-- begin Records for processing --

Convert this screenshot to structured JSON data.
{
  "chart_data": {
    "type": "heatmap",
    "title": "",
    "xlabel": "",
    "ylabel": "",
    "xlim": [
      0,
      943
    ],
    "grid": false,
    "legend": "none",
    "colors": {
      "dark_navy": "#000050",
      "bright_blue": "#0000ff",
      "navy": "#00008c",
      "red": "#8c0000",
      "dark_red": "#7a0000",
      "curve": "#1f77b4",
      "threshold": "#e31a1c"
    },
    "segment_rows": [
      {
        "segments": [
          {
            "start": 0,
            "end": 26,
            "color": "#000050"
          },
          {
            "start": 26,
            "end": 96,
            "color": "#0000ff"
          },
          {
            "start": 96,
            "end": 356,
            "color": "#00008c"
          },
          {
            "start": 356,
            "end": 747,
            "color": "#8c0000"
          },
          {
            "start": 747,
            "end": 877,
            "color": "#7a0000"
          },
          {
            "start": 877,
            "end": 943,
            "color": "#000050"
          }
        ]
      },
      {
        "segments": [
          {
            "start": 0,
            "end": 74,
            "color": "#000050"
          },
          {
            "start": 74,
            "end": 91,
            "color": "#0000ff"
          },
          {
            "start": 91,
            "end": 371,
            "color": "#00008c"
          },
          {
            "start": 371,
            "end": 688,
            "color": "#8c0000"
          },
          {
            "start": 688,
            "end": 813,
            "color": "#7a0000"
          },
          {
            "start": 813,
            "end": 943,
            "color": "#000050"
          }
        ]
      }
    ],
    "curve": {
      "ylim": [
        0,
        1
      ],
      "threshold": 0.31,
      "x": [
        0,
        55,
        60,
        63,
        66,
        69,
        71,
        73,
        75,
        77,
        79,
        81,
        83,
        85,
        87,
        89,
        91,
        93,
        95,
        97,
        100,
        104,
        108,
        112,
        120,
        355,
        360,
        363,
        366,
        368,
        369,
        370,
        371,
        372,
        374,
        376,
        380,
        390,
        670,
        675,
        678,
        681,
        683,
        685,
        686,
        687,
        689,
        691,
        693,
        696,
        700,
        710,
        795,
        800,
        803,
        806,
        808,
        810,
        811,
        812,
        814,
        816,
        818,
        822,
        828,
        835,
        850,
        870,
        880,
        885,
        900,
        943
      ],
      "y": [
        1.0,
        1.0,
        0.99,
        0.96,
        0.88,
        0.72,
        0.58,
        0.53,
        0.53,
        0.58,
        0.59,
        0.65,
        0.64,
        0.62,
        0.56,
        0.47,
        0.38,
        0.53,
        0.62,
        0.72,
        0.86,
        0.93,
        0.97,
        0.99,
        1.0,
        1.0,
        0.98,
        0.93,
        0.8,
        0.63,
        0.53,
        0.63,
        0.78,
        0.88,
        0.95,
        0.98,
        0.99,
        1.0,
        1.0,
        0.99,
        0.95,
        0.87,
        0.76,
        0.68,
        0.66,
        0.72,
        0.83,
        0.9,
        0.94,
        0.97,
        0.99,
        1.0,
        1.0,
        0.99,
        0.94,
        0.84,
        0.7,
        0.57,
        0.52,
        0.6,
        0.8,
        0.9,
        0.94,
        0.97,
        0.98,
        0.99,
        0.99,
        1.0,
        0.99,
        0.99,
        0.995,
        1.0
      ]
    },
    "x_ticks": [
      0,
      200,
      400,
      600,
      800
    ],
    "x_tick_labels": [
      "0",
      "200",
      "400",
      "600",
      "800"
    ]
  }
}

-- end Records for processing --

Print out the whole listing exactly as it appears.

Task solution:
Convert this screenshot to structured JSON data.
{
  "chart_data": {
    "type": "heatmap",
    "title": "",
    "xlabel": "",
    "ylabel": "",
    "xlim": [
      0,
      943
    ],
    "grid": false,
    "legend": "none",
    "colors": {
      "dark_navy": "#000050",
      "bright_blue": "#0000ff",
      "navy": "#00008c",
      "red": "#8c0000",
      "dark_red": "#7a0000",
      "curve": "#1f77b4",
      "threshold": "#e31a1c"
    },
    "segment_rows": [
      {
        "segments": [
          {
            "start": 0,
            "end": 26,
            "color": "#000050"
          },
          {
            "start": 26,
            "end": 96,
            "color": "#0000ff"
          },
          {
            "start": 96,
            "end": 356,
            "color": "#00008c"
          },
          {
            "start": 356,
            "end": 747,
            "color": "#8c0000"
          },
          {
            "start": 747,
            "end": 877,
            "color": "#7a0000"
          },
          {
            "start": 877,
            "end": 943,
            "color": "#000050"
          }
        ]
      },
      {
        "segments": [
          {
            "start": 0,
            "end": 74,
            "color": "#000050"
          },
          {
            "start": 74,
            "end": 91,
            "color": "#0000ff"
          },
          {
            "start": 91,
            "end": 371,
            "color": "#00008c"
          },
          {
            "start": 371,
            "end": 688,
            "color": "#8c0000"
          },
          {
            "start": 688,
            "end": 813,
            "color": "#7a0000"
          },
          {
            "start": 813,
            "end": 943,
            "color": "#000050"
          }
        ]
      }
    ],
    "curve": {
      "ylim": [
        0,
        1
      ],
      "threshold": 0.31,
      "x": [
        0,
        55,
        60,
        63,
        66,
        69,
        71,
        73,
        75,
        77,
        79,
        81,
        83,
        85,
        87,
        89,
        91,
        93,
        95,
        97,
        100,
        104,
        108,
        112,
        120,
        355,
        360,
        363,
        366,
        368,
        369,
        370,
        371,
        372,
        374,
        376,
        380,
        390,
        670,
        675,
        678,
        681,
        683,
        685,
        686,
        687,
        689,
        691,
        693,
        696,
        700,
        710,
        795,
        800,
        803,
        806,
        808,
        810,
        811,
        812,
        814,
        816,
        818,
        822,
        828,
        835,
        850,
        870,
        880,
        885,
        900,
        943
      ],
      "y": [
        1.0,
        1.0,
        0.99,
        0.96,
        0.88,
        0.72,
        0.58,
        0.53,
        0.53,
        0.58,
        0.59,
        0.65,
        0.64,
        0.62,
        0.56,
        0.47,
        0.38,
        0.53,
        0.62,
        0.72,
        0.86,
        0.93,
        0.97,
        0.99,
        1.0,
        1.0,
        0.98,
        0.93,
        0.8,
        0.63,
        0.53,
        0.63,
        0.78,
        0.88,
        0.95,
        0.98,
        0.99,
        1.0,
        1.0,
        0.99,
        0.95,
        0.87,
        0.76,
        0.68,
        0.66,
        0.72,
        0.83,
        0.9,
        0.94,
        0.97,
        0.99,
        1.0,
        1.0,
        0.99,
        0.94,
        0.84,
        0.7,
        0.57,
        0.52,
        0.6,
        0.8,
        0.9,
        0.94,
        0.97,
        0.98,
        0.99,
        0.99,
        1.0,
        0.99,
        0.99,
        0.995,
        1.0
      ]
    },
    "x_ticks": [
      0,
      200,
      400,
      600,
      800
    ],
    "x_tick_labels": [
      "0",
      "200",
      "400",
      "600",
      "800"
    ]
  }
}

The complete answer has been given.